**Extracted records:**
******************************
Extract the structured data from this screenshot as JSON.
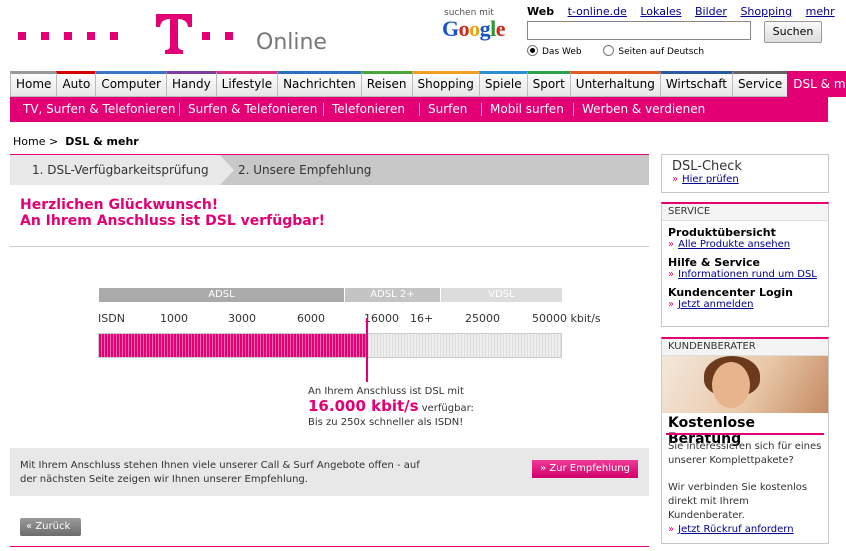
{
  "header": {
    "online_label": "Online",
    "suchen_mit": "suchen mit",
    "google_letters": [
      "G",
      "o",
      "o",
      "g",
      "l",
      "e"
    ],
    "search_tabs": {
      "current": "Web",
      "links": [
        "t-online.de",
        "Lokales",
        "Bilder",
        "Shopping",
        "mehr"
      ]
    },
    "search_input_value": "",
    "search_button": "Suchen",
    "radio_web": "Das Web",
    "radio_de": "Seiten auf Deutsch"
  },
  "main_nav": [
    "Home",
    "Auto",
    "Computer",
    "Handy",
    "Lifestyle",
    "Nachrichten",
    "Reisen",
    "Shopping",
    "Spiele",
    "Sport",
    "Unterhaltung",
    "Wirtschaft",
    "Service",
    "DSL & mehr"
  ],
  "main_nav_colors": [
    "#999999",
    "#d40000",
    "#3a75c4",
    "#7a3fa0",
    "#d4307f",
    "#2f6fbf",
    "#49a53c",
    "#f0a020",
    "#2c8fd0",
    "#2aa14a",
    "#e05b1f",
    "#2a5aa0",
    "#666666",
    "#e20074"
  ],
  "sub_nav": [
    "TV, Surfen & Telefonieren",
    "Surfen & Telefonieren",
    "Telefonieren",
    "Surfen",
    "Mobil surfen",
    "Werben & verdienen"
  ],
  "breadcrumb": {
    "home": "Home",
    "sep": ">",
    "current": "DSL & mehr"
  },
  "steps": {
    "step1": "1. DSL-Verfügbarkeitsprüfung",
    "step2": "2. Unsere Empfehlung"
  },
  "congrats": {
    "line1": "Herzlichen Glückwunsch!",
    "line2": "An Ihrem Anschluss ist DSL verfügbar!"
  },
  "speed_scale": {
    "bands": [
      "ADSL",
      "ADSL 2+",
      "VDSL"
    ],
    "ticks": [
      "ISDN",
      "1000",
      "3000",
      "6000",
      "16000",
      "16+",
      "25000",
      "50000 kbit/s"
    ],
    "available_fraction": 0.58
  },
  "result": {
    "line1": "An Ihrem Anschluss ist DSL mit",
    "speed": "16.000 kbit/s",
    "line2_suffix": " verfügbar:",
    "line3": "Bis zu 250x schneller als ISDN!"
  },
  "info": {
    "text": "Mit Ihrem Anschluss stehen Ihnen viele unserer Call & Surf Angebote offen - auf der nächsten Seite zeigen wir Ihnen unserer Empfehlung.",
    "button": "Zur Empfehlung"
  },
  "back_button": "Zurück",
  "sidebar": {
    "dsl_check": {
      "title": "DSL-Check",
      "link": "Hier prüfen"
    },
    "service": {
      "head": "SERVICE",
      "items": [
        {
          "title": "Produktübersicht",
          "link": "Alle Produkte ansehen"
        },
        {
          "title": "Hilfe & Service",
          "link": "Informationen rund um DSL"
        },
        {
          "title": "Kundencenter Login",
          "link": "Jetzt anmelden"
        }
      ]
    },
    "berater": {
      "head": "KUNDENBERATER",
      "title": "Kostenlose Beratung",
      "text1": "Sie interessieren sich für eines unserer Komplettpakete?",
      "text2": "Wir verbinden Sie kostenlos direkt mit Ihrem Kundenberater.",
      "link": "Jetzt Rückruf anfordern"
    }
  },
  "colors": {
    "brand": "#e20074",
    "link": "#00008b"
  }
}
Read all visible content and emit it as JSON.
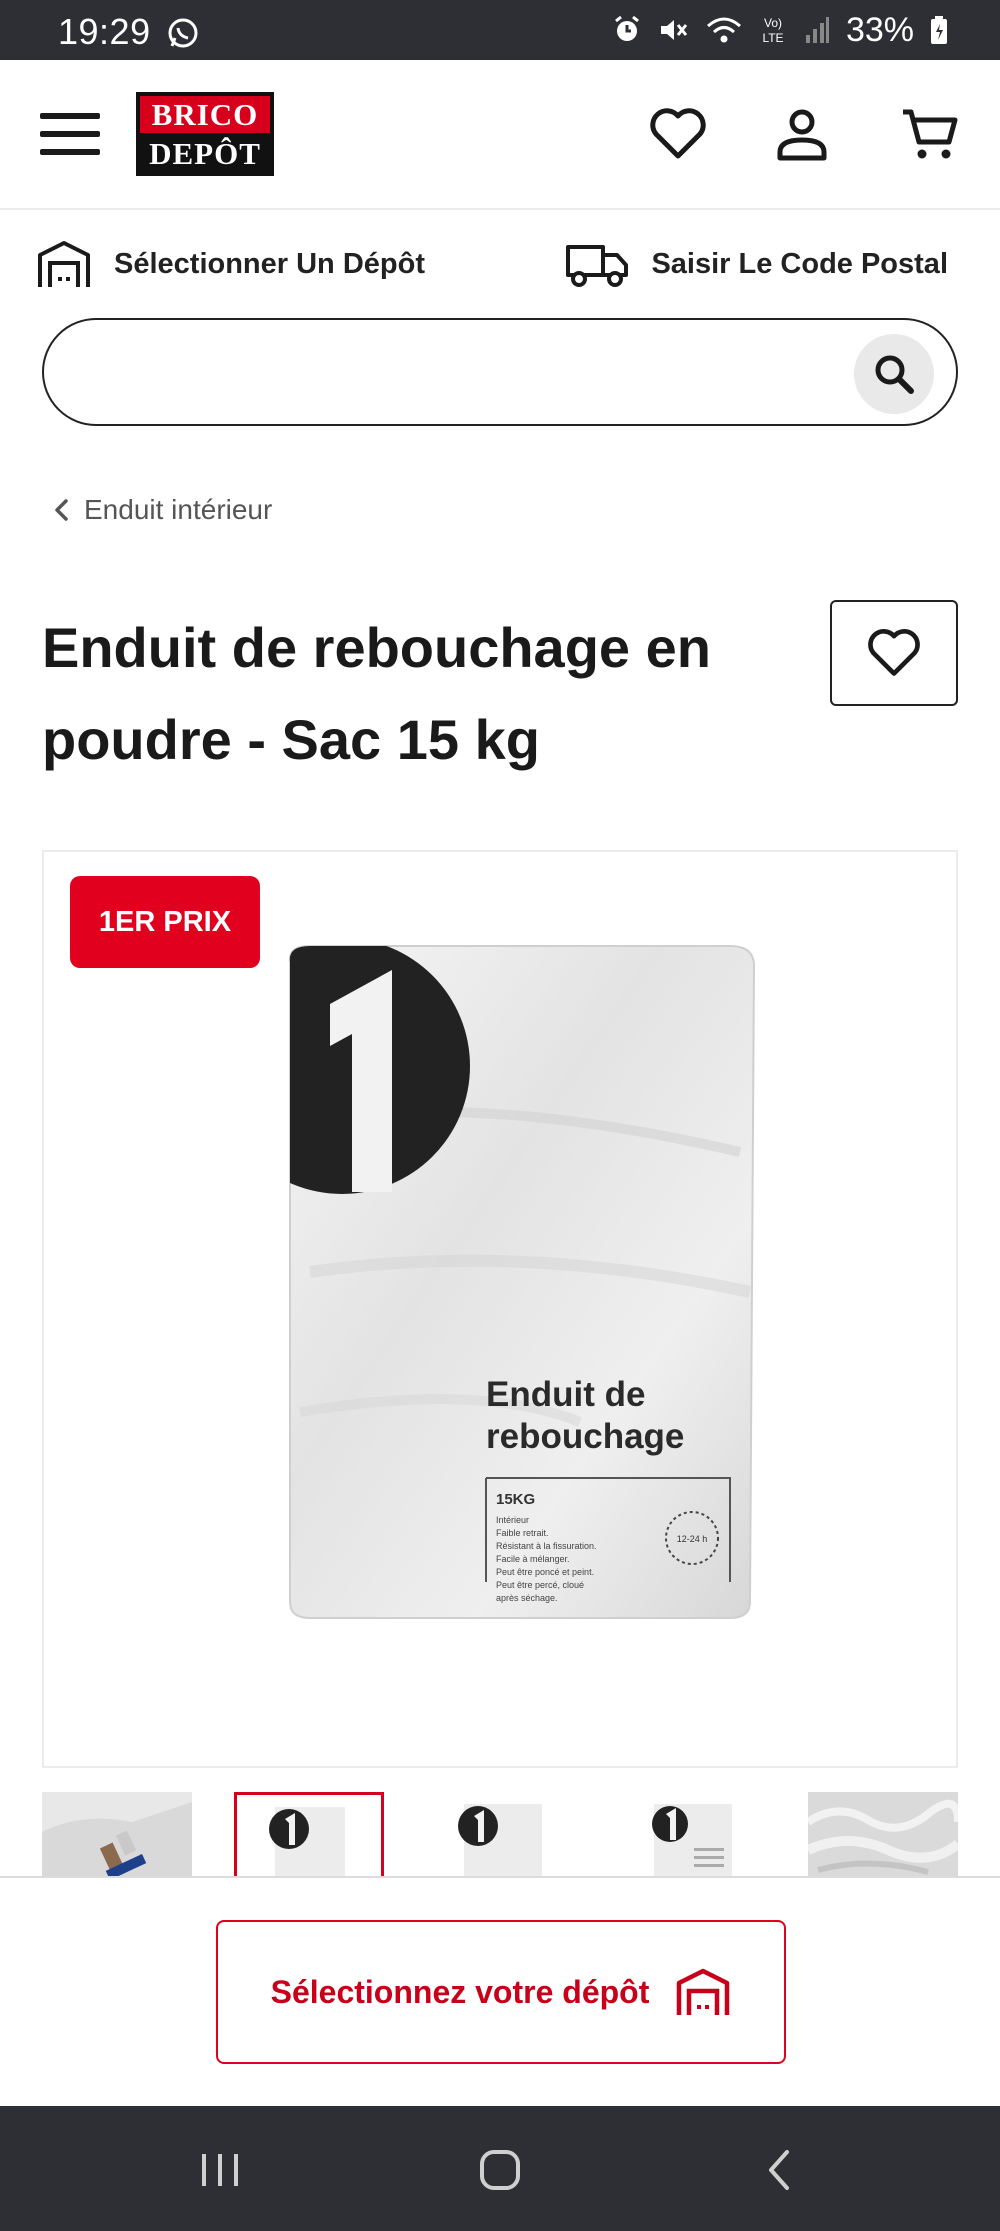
{
  "status_bar": {
    "time": "19:29",
    "battery": "33%",
    "icons": [
      "whatsapp-icon",
      "alarm-icon",
      "mute-icon",
      "wifi-icon",
      "volte-icon",
      "signal-icon",
      "battery-icon"
    ]
  },
  "header": {
    "logo_top": "BRICO",
    "logo_bottom": "DEPÔT",
    "icons": [
      "menu-icon",
      "heart-icon",
      "user-icon",
      "cart-icon"
    ]
  },
  "store_row": {
    "store_label": "Sélectionner Un Dépôt",
    "postal_label": "Saisir Le Code Postal"
  },
  "search": {
    "placeholder": "",
    "value": ""
  },
  "breadcrumb": {
    "label": "Enduit intérieur"
  },
  "product": {
    "title": "Enduit de rebouchage en poudre - Sac 15 kg",
    "badge": "1ER PRIX",
    "bag_label_line1": "Enduit de",
    "bag_label_line2": "rebouchage",
    "bag_weight": "15KG",
    "bag_details": [
      "Intérieur",
      "Faible retrait.",
      "Résistant à la fissuration.",
      "Facile à mélanger.",
      "Peut être poncé et peint.",
      "Peut être percé, cloué",
      "après séchage."
    ],
    "bag_time": "12-24 h"
  },
  "thumbnails": [
    "thumb-application",
    "thumb-bag-front",
    "thumb-bag-front-2",
    "thumb-bag-back",
    "thumb-texture"
  ],
  "sticky": {
    "select_depot_label": "Sélectionnez votre dépôt"
  },
  "colors": {
    "brand_red": "#e1001d",
    "status_bar": "#2d2f34",
    "text": "#1a1a1a"
  }
}
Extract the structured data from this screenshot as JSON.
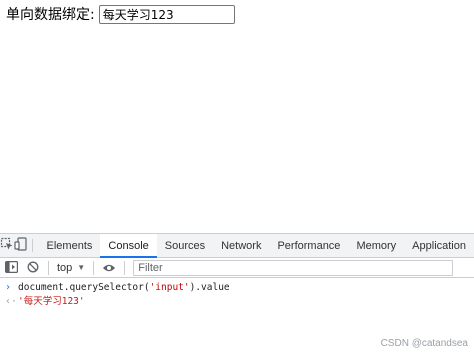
{
  "page": {
    "binding_label": "单向数据绑定:",
    "input_value": "每天学习123"
  },
  "devtools": {
    "tabs": [
      {
        "label": "Elements",
        "active": false
      },
      {
        "label": "Console",
        "active": true
      },
      {
        "label": "Sources",
        "active": false
      },
      {
        "label": "Network",
        "active": false
      },
      {
        "label": "Performance",
        "active": false
      },
      {
        "label": "Memory",
        "active": false
      },
      {
        "label": "Application",
        "active": false
      }
    ],
    "toolbar": {
      "context": "top",
      "filter_placeholder": "Filter"
    },
    "console": {
      "command_prefix": "document.querySelector(",
      "command_arg": "'input'",
      "command_suffix": ").value",
      "result": "'每天学习123'"
    }
  },
  "watermark": "CSDN @catandsea",
  "colors": {
    "accent": "#1a73e8",
    "string": "#c80000",
    "tabbar_bg": "#f1f3f4"
  },
  "icons": {
    "inspect": "inspect-element-icon",
    "device": "device-toolbar-icon",
    "sidebar": "show-sidebar-icon",
    "clear": "clear-console-icon",
    "eye": "live-expression-icon"
  }
}
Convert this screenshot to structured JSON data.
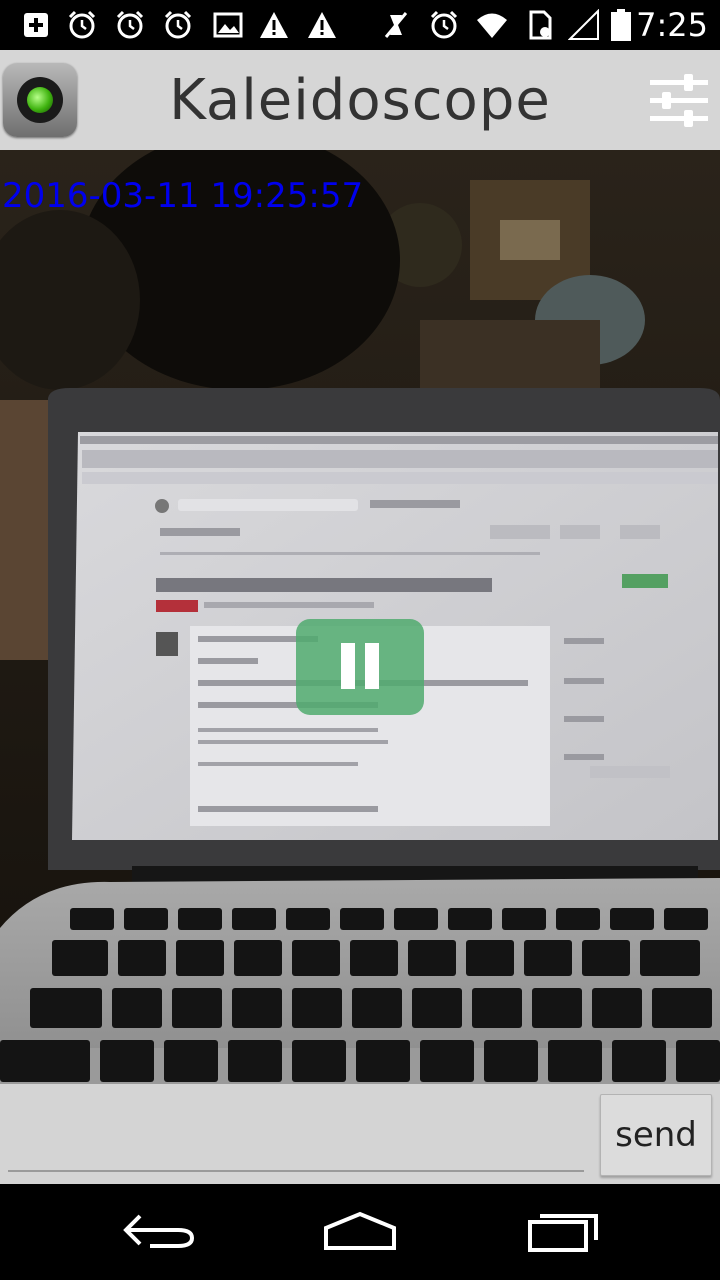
{
  "status_bar": {
    "time": "7:25",
    "icons": [
      "add-notification-icon",
      "alarm-icon",
      "alarm-icon",
      "alarm-icon",
      "image-icon",
      "warning-icon",
      "warning-icon",
      "mute-icon",
      "alarm-icon",
      "wifi-icon",
      "sim-icon",
      "signal-icon",
      "battery-icon"
    ]
  },
  "app_bar": {
    "title": "Kaleidoscope",
    "app_icon": "camera-lens-icon",
    "settings_icon": "sliders-icon"
  },
  "camera": {
    "timestamp": "2016-03-11 19:25:57",
    "timestamp_color": "#0000ee",
    "pause_icon": "pause-icon",
    "pause_color": "#50aa6e"
  },
  "message": {
    "value": "",
    "placeholder": "",
    "send_label": "send"
  },
  "nav_bar": {
    "icons": [
      "back-icon",
      "home-icon",
      "recents-icon"
    ]
  }
}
******************************
**Stated task:** Scan the material above for the word "Empfehlung". Copy each line where it occurs.

**Result of this task:**
    "step2": "2. Unsere Empfehlung"
    "text": "Mit Ihrem Anschluss stehen Ihnen viele unserer Call & Surf Angebote offen - auf der nächsten Seite zeigen wir Ihnen unserer Empfehlung.",
    "button": "Zur Empfehlung"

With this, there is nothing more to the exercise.